Exercise material:
▽

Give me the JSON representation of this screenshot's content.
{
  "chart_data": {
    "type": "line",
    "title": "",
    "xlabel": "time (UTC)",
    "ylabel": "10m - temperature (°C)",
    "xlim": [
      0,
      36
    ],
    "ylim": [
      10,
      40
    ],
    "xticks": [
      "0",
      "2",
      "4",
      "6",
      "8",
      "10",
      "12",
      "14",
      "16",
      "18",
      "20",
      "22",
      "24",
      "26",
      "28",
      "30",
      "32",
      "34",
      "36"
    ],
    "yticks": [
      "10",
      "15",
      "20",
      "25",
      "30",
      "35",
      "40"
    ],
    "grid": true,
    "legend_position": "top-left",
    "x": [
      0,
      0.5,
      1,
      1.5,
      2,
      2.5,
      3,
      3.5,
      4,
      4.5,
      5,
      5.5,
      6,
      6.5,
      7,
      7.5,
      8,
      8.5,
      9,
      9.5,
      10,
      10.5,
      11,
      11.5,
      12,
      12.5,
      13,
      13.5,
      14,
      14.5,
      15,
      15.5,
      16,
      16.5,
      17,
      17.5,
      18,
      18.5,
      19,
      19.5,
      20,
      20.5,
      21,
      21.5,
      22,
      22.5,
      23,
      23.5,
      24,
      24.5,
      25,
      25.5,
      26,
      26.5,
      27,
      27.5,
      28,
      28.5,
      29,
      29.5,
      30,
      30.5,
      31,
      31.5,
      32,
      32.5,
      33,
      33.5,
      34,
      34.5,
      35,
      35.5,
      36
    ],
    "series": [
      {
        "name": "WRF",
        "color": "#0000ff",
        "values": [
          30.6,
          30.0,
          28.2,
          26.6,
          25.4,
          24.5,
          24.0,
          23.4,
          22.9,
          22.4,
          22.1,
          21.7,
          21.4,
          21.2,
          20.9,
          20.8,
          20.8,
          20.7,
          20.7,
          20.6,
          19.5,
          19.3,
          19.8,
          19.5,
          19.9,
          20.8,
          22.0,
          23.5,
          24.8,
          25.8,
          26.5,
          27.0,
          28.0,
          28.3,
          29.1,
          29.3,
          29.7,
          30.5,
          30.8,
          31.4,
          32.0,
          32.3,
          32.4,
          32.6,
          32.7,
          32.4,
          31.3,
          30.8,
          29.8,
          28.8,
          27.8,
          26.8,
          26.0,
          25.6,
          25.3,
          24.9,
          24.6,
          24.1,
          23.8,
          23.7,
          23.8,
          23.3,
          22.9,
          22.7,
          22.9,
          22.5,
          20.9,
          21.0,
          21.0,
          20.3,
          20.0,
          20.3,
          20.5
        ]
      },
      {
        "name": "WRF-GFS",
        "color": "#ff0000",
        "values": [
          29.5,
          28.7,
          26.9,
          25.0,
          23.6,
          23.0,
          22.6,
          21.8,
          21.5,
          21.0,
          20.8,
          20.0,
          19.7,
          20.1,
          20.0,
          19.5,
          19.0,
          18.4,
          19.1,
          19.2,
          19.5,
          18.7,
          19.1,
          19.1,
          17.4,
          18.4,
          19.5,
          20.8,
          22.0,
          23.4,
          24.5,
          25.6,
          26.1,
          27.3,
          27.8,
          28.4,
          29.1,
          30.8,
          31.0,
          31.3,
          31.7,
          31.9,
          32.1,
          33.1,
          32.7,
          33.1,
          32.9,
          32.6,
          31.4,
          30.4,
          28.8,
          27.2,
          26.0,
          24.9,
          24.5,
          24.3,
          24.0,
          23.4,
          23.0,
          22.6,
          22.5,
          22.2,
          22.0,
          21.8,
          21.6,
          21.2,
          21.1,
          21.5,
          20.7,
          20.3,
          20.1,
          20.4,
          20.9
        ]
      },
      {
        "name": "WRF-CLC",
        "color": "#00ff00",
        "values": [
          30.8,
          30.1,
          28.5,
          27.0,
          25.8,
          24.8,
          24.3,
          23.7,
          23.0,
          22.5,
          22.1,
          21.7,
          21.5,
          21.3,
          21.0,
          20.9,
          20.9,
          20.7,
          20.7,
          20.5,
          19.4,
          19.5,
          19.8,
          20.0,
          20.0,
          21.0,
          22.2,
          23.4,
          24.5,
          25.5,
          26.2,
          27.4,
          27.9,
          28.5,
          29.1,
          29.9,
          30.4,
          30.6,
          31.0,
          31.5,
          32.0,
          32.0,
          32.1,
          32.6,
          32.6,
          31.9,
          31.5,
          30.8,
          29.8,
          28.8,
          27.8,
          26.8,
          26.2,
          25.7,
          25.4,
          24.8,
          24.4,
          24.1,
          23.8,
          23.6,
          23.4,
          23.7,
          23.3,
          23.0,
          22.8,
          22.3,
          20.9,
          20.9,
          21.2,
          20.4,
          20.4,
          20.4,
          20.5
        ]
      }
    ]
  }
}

△

Problem:
Reproduce the full listing word for word.

The completed task:
Give me the JSON representation of this screenshot's content.
{
  "chart_data": {
    "type": "line",
    "title": "",
    "xlabel": "time (UTC)",
    "ylabel": "10m - temperature (°C)",
    "xlim": [
      0,
      36
    ],
    "ylim": [
      10,
      40
    ],
    "xticks": [
      "0",
      "2",
      "4",
      "6",
      "8",
      "10",
      "12",
      "14",
      "16",
      "18",
      "20",
      "22",
      "24",
      "26",
      "28",
      "30",
      "32",
      "34",
      "36"
    ],
    "yticks": [
      "10",
      "15",
      "20",
      "25",
      "30",
      "35",
      "40"
    ],
    "grid": true,
    "legend_position": "top-left",
    "x": [
      0,
      0.5,
      1,
      1.5,
      2,
      2.5,
      3,
      3.5,
      4,
      4.5,
      5,
      5.5,
      6,
      6.5,
      7,
      7.5,
      8,
      8.5,
      9,
      9.5,
      10,
      10.5,
      11,
      11.5,
      12,
      12.5,
      13,
      13.5,
      14,
      14.5,
      15,
      15.5,
      16,
      16.5,
      17,
      17.5,
      18,
      18.5,
      19,
      19.5,
      20,
      20.5,
      21,
      21.5,
      22,
      22.5,
      23,
      23.5,
      24,
      24.5,
      25,
      25.5,
      26,
      26.5,
      27,
      27.5,
      28,
      28.5,
      29,
      29.5,
      30,
      30.5,
      31,
      31.5,
      32,
      32.5,
      33,
      33.5,
      34,
      34.5,
      35,
      35.5,
      36
    ],
    "series": [
      {
        "name": "WRF",
        "color": "#0000ff",
        "values": [
          30.6,
          30.0,
          28.2,
          26.6,
          25.4,
          24.5,
          24.0,
          23.4,
          22.9,
          22.4,
          22.1,
          21.7,
          21.4,
          21.2,
          20.9,
          20.8,
          20.8,
          20.7,
          20.7,
          20.6,
          19.5,
          19.3,
          19.8,
          19.5,
          19.9,
          20.8,
          22.0,
          23.5,
          24.8,
          25.8,
          26.5,
          27.0,
          28.0,
          28.3,
          29.1,
          29.3,
          29.7,
          30.5,
          30.8,
          31.4,
          32.0,
          32.3,
          32.4,
          32.6,
          32.7,
          32.4,
          31.3,
          30.8,
          29.8,
          28.8,
          27.8,
          26.8,
          26.0,
          25.6,
          25.3,
          24.9,
          24.6,
          24.1,
          23.8,
          23.7,
          23.8,
          23.3,
          22.9,
          22.7,
          22.9,
          22.5,
          20.9,
          21.0,
          21.0,
          20.3,
          20.0,
          20.3,
          20.5
        ]
      },
      {
        "name": "WRF-GFS",
        "color": "#ff0000",
        "values": [
          29.5,
          28.7,
          26.9,
          25.0,
          23.6,
          23.0,
          22.6,
          21.8,
          21.5,
          21.0,
          20.8,
          20.0,
          19.7,
          20.1,
          20.0,
          19.5,
          19.0,
          18.4,
          19.1,
          19.2,
          19.5,
          18.7,
          19.1,
          19.1,
          17.4,
          18.4,
          19.5,
          20.8,
          22.0,
          23.4,
          24.5,
          25.6,
          26.1,
          27.3,
          27.8,
          28.4,
          29.1,
          30.8,
          31.0,
          31.3,
          31.7,
          31.9,
          32.1,
          33.1,
          32.7,
          33.1,
          32.9,
          32.6,
          31.4,
          30.4,
          28.8,
          27.2,
          26.0,
          24.9,
          24.5,
          24.3,
          24.0,
          23.4,
          23.0,
          22.6,
          22.5,
          22.2,
          22.0,
          21.8,
          21.6,
          21.2,
          21.1,
          21.5,
          20.7,
          20.3,
          20.1,
          20.4,
          20.9
        ]
      },
      {
        "name": "WRF-CLC",
        "color": "#00ff00",
        "values": [
          30.8,
          30.1,
          28.5,
          27.0,
          25.8,
          24.8,
          24.3,
          23.7,
          23.0,
          22.5,
          22.1,
          21.7,
          21.5,
          21.3,
          21.0,
          20.9,
          20.9,
          20.7,
          20.7,
          20.5,
          19.4,
          19.5,
          19.8,
          20.0,
          20.0,
          21.0,
          22.2,
          23.4,
          24.5,
          25.5,
          26.2,
          27.4,
          27.9,
          28.5,
          29.1,
          29.9,
          30.4,
          30.6,
          31.0,
          31.5,
          32.0,
          32.0,
          32.1,
          32.6,
          32.6,
          31.9,
          31.5,
          30.8,
          29.8,
          28.8,
          27.8,
          26.8,
          26.2,
          25.7,
          25.4,
          24.8,
          24.4,
          24.1,
          23.8,
          23.6,
          23.4,
          23.7,
          23.3,
          23.0,
          22.8,
          22.3,
          20.9,
          20.9,
          21.2,
          20.4,
          20.4,
          20.4,
          20.5
        ]
      }
    ]
  }
}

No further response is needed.